▶ _Set task_: Leave out the pictures, then reproduce the rest of the material exactly.

▶ _Data shown_:
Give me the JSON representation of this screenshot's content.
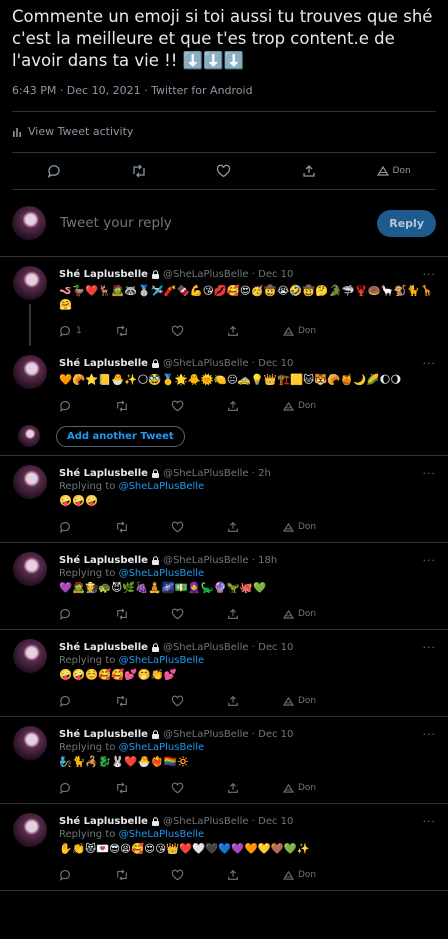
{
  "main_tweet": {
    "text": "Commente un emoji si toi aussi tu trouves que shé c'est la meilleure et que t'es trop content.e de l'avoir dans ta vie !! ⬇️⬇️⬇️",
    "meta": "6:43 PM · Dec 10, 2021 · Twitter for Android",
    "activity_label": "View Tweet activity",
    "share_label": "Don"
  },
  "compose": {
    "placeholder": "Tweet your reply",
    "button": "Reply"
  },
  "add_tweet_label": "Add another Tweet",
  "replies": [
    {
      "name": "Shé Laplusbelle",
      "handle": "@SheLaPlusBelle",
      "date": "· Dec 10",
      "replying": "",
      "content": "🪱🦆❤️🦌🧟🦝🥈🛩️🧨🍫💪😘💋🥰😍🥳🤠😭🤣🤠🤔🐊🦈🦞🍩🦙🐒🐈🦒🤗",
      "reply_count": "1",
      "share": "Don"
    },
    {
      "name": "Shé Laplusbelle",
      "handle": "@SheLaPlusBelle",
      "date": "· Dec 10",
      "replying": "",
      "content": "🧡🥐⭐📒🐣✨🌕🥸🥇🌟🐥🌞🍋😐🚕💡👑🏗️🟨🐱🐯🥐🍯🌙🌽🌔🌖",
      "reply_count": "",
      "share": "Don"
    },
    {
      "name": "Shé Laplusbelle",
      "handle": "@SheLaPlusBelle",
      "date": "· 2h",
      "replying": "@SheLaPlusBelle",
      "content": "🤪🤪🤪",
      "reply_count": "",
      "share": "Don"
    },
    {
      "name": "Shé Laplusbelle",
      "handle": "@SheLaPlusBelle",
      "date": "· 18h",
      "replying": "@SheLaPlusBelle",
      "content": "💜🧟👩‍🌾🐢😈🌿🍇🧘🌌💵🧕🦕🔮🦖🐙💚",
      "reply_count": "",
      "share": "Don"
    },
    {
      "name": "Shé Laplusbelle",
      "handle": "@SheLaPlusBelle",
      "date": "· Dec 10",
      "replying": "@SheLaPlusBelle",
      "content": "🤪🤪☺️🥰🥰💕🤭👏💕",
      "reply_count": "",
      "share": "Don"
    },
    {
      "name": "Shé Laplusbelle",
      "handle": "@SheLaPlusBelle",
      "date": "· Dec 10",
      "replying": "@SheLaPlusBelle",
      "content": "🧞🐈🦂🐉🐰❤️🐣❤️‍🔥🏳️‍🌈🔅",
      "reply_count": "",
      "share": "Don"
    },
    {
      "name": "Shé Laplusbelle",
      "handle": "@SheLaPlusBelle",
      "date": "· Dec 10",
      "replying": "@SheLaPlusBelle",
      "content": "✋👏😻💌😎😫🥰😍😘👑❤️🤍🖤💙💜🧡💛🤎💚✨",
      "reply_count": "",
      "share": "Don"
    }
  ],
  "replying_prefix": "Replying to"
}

▶ _Solved problem_:
Give me the JSON representation of this screenshot's content.
{
  "main_tweet": {
    "text": "Commente un emoji si toi aussi tu trouves que shé c'est la meilleure et que t'es trop content.e de l'avoir dans ta vie !! ⬇️⬇️⬇️",
    "meta": "6:43 PM · Dec 10, 2021 · Twitter for Android",
    "activity_label": "View Tweet activity",
    "share_label": "Don"
  },
  "compose": {
    "placeholder": "Tweet your reply",
    "button": "Reply"
  },
  "add_tweet_label": "Add another Tweet",
  "replies": [
    {
      "name": "Shé Laplusbelle",
      "handle": "@SheLaPlusBelle",
      "date": "· Dec 10",
      "replying": "",
      "content": "🪱🦆❤️🦌🧟🦝🥈🛩️🧨🍫💪😘💋🥰😍🥳🤠😭🤣🤠🤔🐊🦈🦞🍩🦙🐒🐈🦒🤗",
      "reply_count": "1",
      "share": "Don"
    },
    {
      "name": "Shé Laplusbelle",
      "handle": "@SheLaPlusBelle",
      "date": "· Dec 10",
      "replying": "",
      "content": "🧡🥐⭐📒🐣✨🌕🥸🥇🌟🐥🌞🍋😐🚕💡👑🏗️🟨🐱🐯🥐🍯🌙🌽🌔🌖",
      "reply_count": "",
      "share": "Don"
    },
    {
      "name": "Shé Laplusbelle",
      "handle": "@SheLaPlusBelle",
      "date": "· 2h",
      "replying": "@SheLaPlusBelle",
      "content": "🤪🤪🤪",
      "reply_count": "",
      "share": "Don"
    },
    {
      "name": "Shé Laplusbelle",
      "handle": "@SheLaPlusBelle",
      "date": "· 18h",
      "replying": "@SheLaPlusBelle",
      "content": "💜🧟👩‍🌾🐢😈🌿🍇🧘🌌💵🧕🦕🔮🦖🐙💚",
      "reply_count": "",
      "share": "Don"
    },
    {
      "name": "Shé Laplusbelle",
      "handle": "@SheLaPlusBelle",
      "date": "· Dec 10",
      "replying": "@SheLaPlusBelle",
      "content": "🤪🤪☺️🥰🥰💕🤭👏💕",
      "reply_count": "",
      "share": "Don"
    },
    {
      "name": "Shé Laplusbelle",
      "handle": "@SheLaPlusBelle",
      "date": "· Dec 10",
      "replying": "@SheLaPlusBelle",
      "content": "🧞🐈🦂🐉🐰❤️🐣❤️‍🔥🏳️‍🌈🔅",
      "reply_count": "",
      "share": "Don"
    },
    {
      "name": "Shé Laplusbelle",
      "handle": "@SheLaPlusBelle",
      "date": "· Dec 10",
      "replying": "@SheLaPlusBelle",
      "content": "✋👏😻💌😎😫🥰😍😘👑❤️🤍🖤💙💜🧡💛🤎💚✨",
      "reply_count": "",
      "share": "Don"
    }
  ],
  "replying_prefix": "Replying to"
}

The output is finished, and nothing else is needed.